● EXCERPTED RECORDS:
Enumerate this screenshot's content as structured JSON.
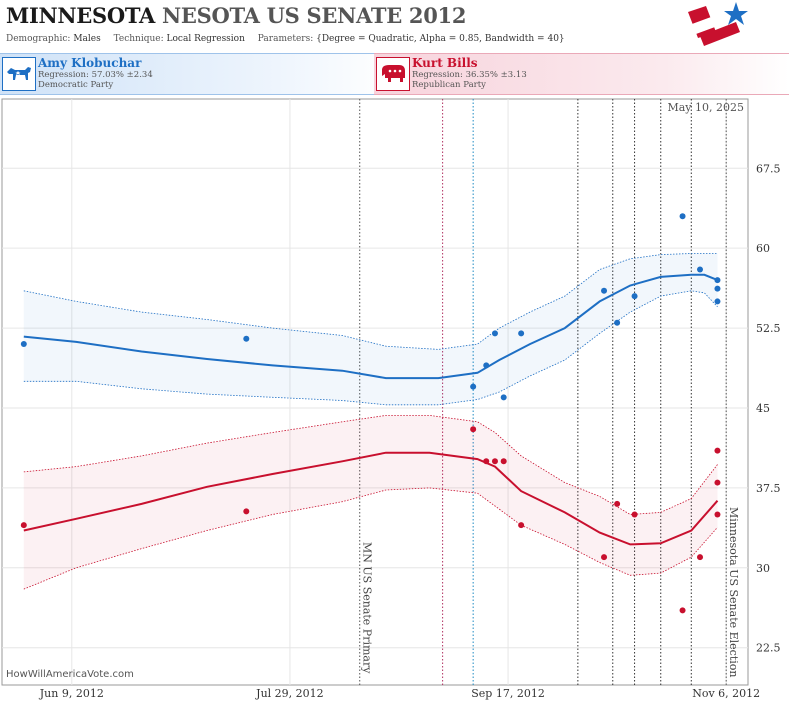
{
  "header": {
    "title_state": "MINNESOTA",
    "title_rest": "NESOTA US SENATE 2012",
    "demographic_label": "Demographic:",
    "demographic_value": "Males",
    "technique_label": "Technique:",
    "technique_value": "Local Regression",
    "parameters_label": "Parameters:",
    "parameters_value": "{Degree = Quadratic, Alpha = 0.85, Bandwidth = 40}"
  },
  "candidates": {
    "dem": {
      "name": "Amy Klobuchar",
      "regression": "Regression: 57.03% ±2.34",
      "party": "Democratic Party",
      "color": "#1e6fc4"
    },
    "rep": {
      "name": "Kurt Bills",
      "regression": "Regression: 36.35% ±3.13",
      "party": "Republican Party",
      "color": "#c8102e"
    }
  },
  "chart_data": {
    "type": "scatter",
    "date_label": "May 10, 2025",
    "watermark": "HowWillAmericaVote.com",
    "x_range": [
      "2012-05-24",
      "2012-11-11"
    ],
    "ylim": [
      19,
      74
    ],
    "y_ticks": [
      22.5,
      30,
      37.5,
      45,
      52.5,
      60,
      67.5
    ],
    "y_tick_labels": [
      "22.5",
      "30",
      "37.5",
      "45",
      "52.5",
      "60",
      "67.5"
    ],
    "x_ticks": [
      "2012-06-09",
      "2012-07-29",
      "2012-09-17",
      "2012-11-06"
    ],
    "x_tick_labels": [
      "Jun 9, 2012",
      "Jul 29, 2012",
      "Sep 17, 2012",
      "Nov 6, 2012"
    ],
    "x_grid": [
      "2012-06-09",
      "2012-07-29",
      "2012-09-17",
      "2012-11-06"
    ],
    "y_grid": [
      22.5,
      30,
      37.5,
      45,
      52.5,
      60,
      67.5
    ],
    "events": [
      {
        "date": "2012-08-14",
        "label": "MN US Senate Primary",
        "color": "#555555"
      },
      {
        "date": "2012-11-06",
        "label": "Minnesota US Senate Election",
        "color": "#555555"
      }
    ],
    "marker_lines": [
      {
        "date": "2012-09-02",
        "color": "#b03060"
      },
      {
        "date": "2012-09-09",
        "color": "#1e8bc3"
      },
      {
        "date": "2012-10-03",
        "color": "#333333"
      },
      {
        "date": "2012-10-11",
        "color": "#333333"
      },
      {
        "date": "2012-10-16",
        "color": "#333333"
      },
      {
        "date": "2012-10-22",
        "color": "#333333"
      },
      {
        "date": "2012-10-29",
        "color": "#333333"
      }
    ],
    "series": [
      {
        "name": "Amy Klobuchar",
        "color": "#1e6fc4",
        "points": [
          [
            "2012-05-29",
            51
          ],
          [
            "2012-07-19",
            51.5
          ],
          [
            "2012-09-09",
            47
          ],
          [
            "2012-09-12",
            49
          ],
          [
            "2012-09-14",
            52
          ],
          [
            "2012-09-16",
            46
          ],
          [
            "2012-09-20",
            52
          ],
          [
            "2012-10-09",
            56
          ],
          [
            "2012-10-12",
            53
          ],
          [
            "2012-10-16",
            55.5
          ],
          [
            "2012-10-27",
            63
          ],
          [
            "2012-10-31",
            58
          ],
          [
            "2012-11-04",
            57
          ],
          [
            "2012-11-04",
            56.2
          ],
          [
            "2012-11-04",
            55
          ]
        ],
        "trend": [
          [
            "2012-05-29",
            51.7
          ],
          [
            "2012-06-10",
            51.2
          ],
          [
            "2012-06-25",
            50.3
          ],
          [
            "2012-07-10",
            49.6
          ],
          [
            "2012-07-25",
            49
          ],
          [
            "2012-08-10",
            48.5
          ],
          [
            "2012-08-20",
            47.8
          ],
          [
            "2012-09-01",
            47.8
          ],
          [
            "2012-09-10",
            48.3
          ],
          [
            "2012-09-15",
            49.5
          ],
          [
            "2012-09-22",
            51
          ],
          [
            "2012-09-30",
            52.5
          ],
          [
            "2012-10-08",
            55
          ],
          [
            "2012-10-15",
            56.5
          ],
          [
            "2012-10-22",
            57.3
          ],
          [
            "2012-10-29",
            57.5
          ],
          [
            "2012-11-01",
            57.5
          ],
          [
            "2012-11-04",
            57
          ]
        ],
        "upper": [
          [
            "2012-05-29",
            56
          ],
          [
            "2012-06-10",
            55
          ],
          [
            "2012-06-25",
            54
          ],
          [
            "2012-07-10",
            53.3
          ],
          [
            "2012-07-25",
            52.5
          ],
          [
            "2012-08-10",
            51.8
          ],
          [
            "2012-08-20",
            50.8
          ],
          [
            "2012-09-01",
            50.5
          ],
          [
            "2012-09-10",
            51
          ],
          [
            "2012-09-15",
            52.5
          ],
          [
            "2012-09-22",
            54
          ],
          [
            "2012-09-30",
            55.5
          ],
          [
            "2012-10-08",
            58
          ],
          [
            "2012-10-15",
            59
          ],
          [
            "2012-10-22",
            59.4
          ],
          [
            "2012-10-29",
            59.5
          ],
          [
            "2012-11-01",
            59.5
          ],
          [
            "2012-11-04",
            59.5
          ]
        ],
        "lower": [
          [
            "2012-05-29",
            47.5
          ],
          [
            "2012-06-10",
            47.5
          ],
          [
            "2012-06-25",
            46.8
          ],
          [
            "2012-07-10",
            46.3
          ],
          [
            "2012-07-25",
            46
          ],
          [
            "2012-08-10",
            45.7
          ],
          [
            "2012-08-20",
            45.3
          ],
          [
            "2012-09-01",
            45.3
          ],
          [
            "2012-09-10",
            45.8
          ],
          [
            "2012-09-15",
            46.5
          ],
          [
            "2012-09-22",
            48
          ],
          [
            "2012-09-30",
            49.5
          ],
          [
            "2012-10-08",
            52
          ],
          [
            "2012-10-15",
            54
          ],
          [
            "2012-10-22",
            55.5
          ],
          [
            "2012-10-29",
            56
          ],
          [
            "2012-11-01",
            55.8
          ],
          [
            "2012-11-04",
            54.5
          ]
        ]
      },
      {
        "name": "Kurt Bills",
        "color": "#c8102e",
        "points": [
          [
            "2012-05-29",
            34
          ],
          [
            "2012-07-19",
            35.3
          ],
          [
            "2012-09-09",
            43
          ],
          [
            "2012-09-12",
            40
          ],
          [
            "2012-09-14",
            40
          ],
          [
            "2012-09-16",
            40
          ],
          [
            "2012-09-20",
            34
          ],
          [
            "2012-10-09",
            31
          ],
          [
            "2012-10-12",
            36
          ],
          [
            "2012-10-16",
            35
          ],
          [
            "2012-10-27",
            26
          ],
          [
            "2012-10-31",
            31
          ],
          [
            "2012-11-04",
            41
          ],
          [
            "2012-11-04",
            38
          ],
          [
            "2012-11-04",
            35
          ]
        ],
        "trend": [
          [
            "2012-05-29",
            33.5
          ],
          [
            "2012-06-10",
            34.6
          ],
          [
            "2012-06-25",
            36
          ],
          [
            "2012-07-10",
            37.6
          ],
          [
            "2012-07-25",
            38.8
          ],
          [
            "2012-08-10",
            40
          ],
          [
            "2012-08-20",
            40.8
          ],
          [
            "2012-08-30",
            40.8
          ],
          [
            "2012-09-10",
            40.2
          ],
          [
            "2012-09-14",
            39.5
          ],
          [
            "2012-09-20",
            37.2
          ],
          [
            "2012-09-30",
            35.2
          ],
          [
            "2012-10-08",
            33.3
          ],
          [
            "2012-10-15",
            32.2
          ],
          [
            "2012-10-22",
            32.3
          ],
          [
            "2012-10-29",
            33.5
          ],
          [
            "2012-11-04",
            36.3
          ]
        ],
        "upper": [
          [
            "2012-05-29",
            39
          ],
          [
            "2012-06-10",
            39.5
          ],
          [
            "2012-06-25",
            40.5
          ],
          [
            "2012-07-10",
            41.7
          ],
          [
            "2012-07-25",
            42.7
          ],
          [
            "2012-08-10",
            43.7
          ],
          [
            "2012-08-20",
            44.3
          ],
          [
            "2012-08-30",
            44.3
          ],
          [
            "2012-09-10",
            43.7
          ],
          [
            "2012-09-14",
            42.7
          ],
          [
            "2012-09-20",
            40.5
          ],
          [
            "2012-09-30",
            38
          ],
          [
            "2012-10-08",
            36.7
          ],
          [
            "2012-10-15",
            35
          ],
          [
            "2012-10-22",
            35.2
          ],
          [
            "2012-10-29",
            36.5
          ],
          [
            "2012-11-04",
            39.7
          ]
        ],
        "lower": [
          [
            "2012-05-29",
            28
          ],
          [
            "2012-06-10",
            30
          ],
          [
            "2012-06-25",
            31.8
          ],
          [
            "2012-07-10",
            33.5
          ],
          [
            "2012-07-25",
            35
          ],
          [
            "2012-08-10",
            36.2
          ],
          [
            "2012-08-20",
            37.3
          ],
          [
            "2012-08-30",
            37.5
          ],
          [
            "2012-09-10",
            37
          ],
          [
            "2012-09-14",
            35.8
          ],
          [
            "2012-09-20",
            34
          ],
          [
            "2012-09-30",
            32.2
          ],
          [
            "2012-10-08",
            30.5
          ],
          [
            "2012-10-15",
            29.3
          ],
          [
            "2012-10-22",
            29.5
          ],
          [
            "2012-10-29",
            31
          ],
          [
            "2012-11-04",
            33.8
          ]
        ]
      }
    ]
  }
}
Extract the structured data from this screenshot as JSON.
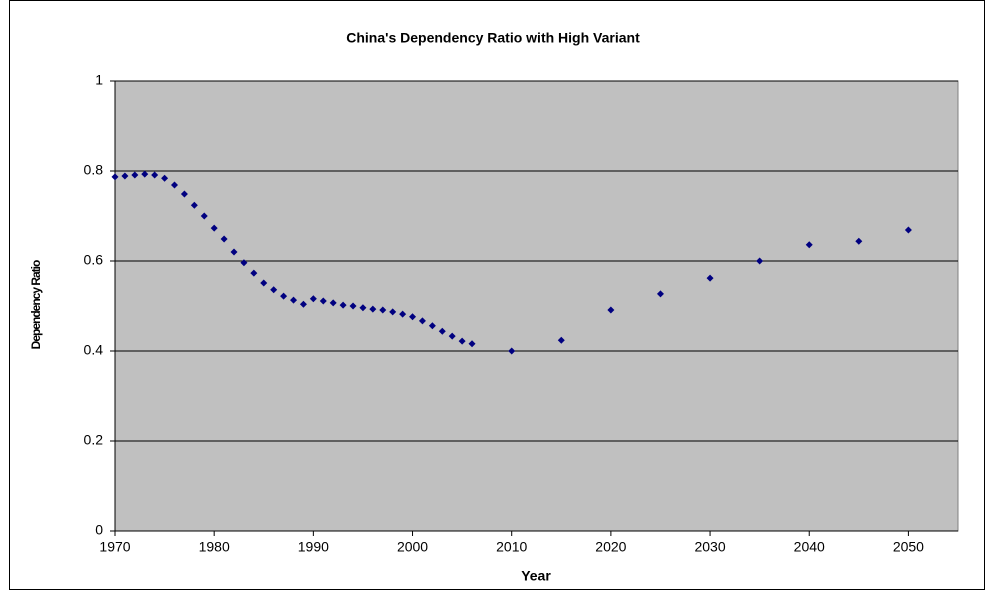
{
  "chart_data": {
    "type": "scatter",
    "title": "China's Dependency Ratio with High Variant",
    "x_label": "Year",
    "y_label": "Dependency Ratio",
    "x": [
      1970,
      1971,
      1972,
      1973,
      1974,
      1975,
      1976,
      1977,
      1978,
      1979,
      1980,
      1981,
      1982,
      1983,
      1984,
      1985,
      1986,
      1987,
      1988,
      1989,
      1990,
      1991,
      1992,
      1993,
      1994,
      1995,
      1996,
      1997,
      1998,
      1999,
      2000,
      2001,
      2002,
      2003,
      2004,
      2005,
      2006,
      2010,
      2015,
      2020,
      2025,
      2030,
      2035,
      2040,
      2045,
      2050
    ],
    "series": [
      {
        "name": "Dependency Ratio",
        "color": "#000080",
        "values": [
          0.787,
          0.789,
          0.791,
          0.793,
          0.791,
          0.784,
          0.769,
          0.749,
          0.724,
          0.7,
          0.673,
          0.649,
          0.62,
          0.596,
          0.573,
          0.551,
          0.536,
          0.522,
          0.513,
          0.504,
          0.516,
          0.511,
          0.507,
          0.502,
          0.5,
          0.496,
          0.493,
          0.491,
          0.487,
          0.482,
          0.476,
          0.467,
          0.456,
          0.444,
          0.433,
          0.422,
          0.416,
          0.4,
          0.424,
          0.491,
          0.527,
          0.562,
          0.6,
          0.636,
          0.644,
          0.669
        ]
      }
    ],
    "xlim": [
      1970,
      2055
    ],
    "xticks": [
      1970,
      1980,
      1990,
      2000,
      2010,
      2020,
      2030,
      2040,
      2050
    ],
    "ylim": [
      0,
      1
    ],
    "yticks": [
      0,
      0.2,
      0.4,
      0.6,
      0.8,
      1
    ],
    "grid": true
  }
}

● GIVEN REQUEST: Return all the lines that contain the string "party".

● RESULT FOR THIS EXERCISE:
      "party": "Democratic Party",
      "party": "Republican Party",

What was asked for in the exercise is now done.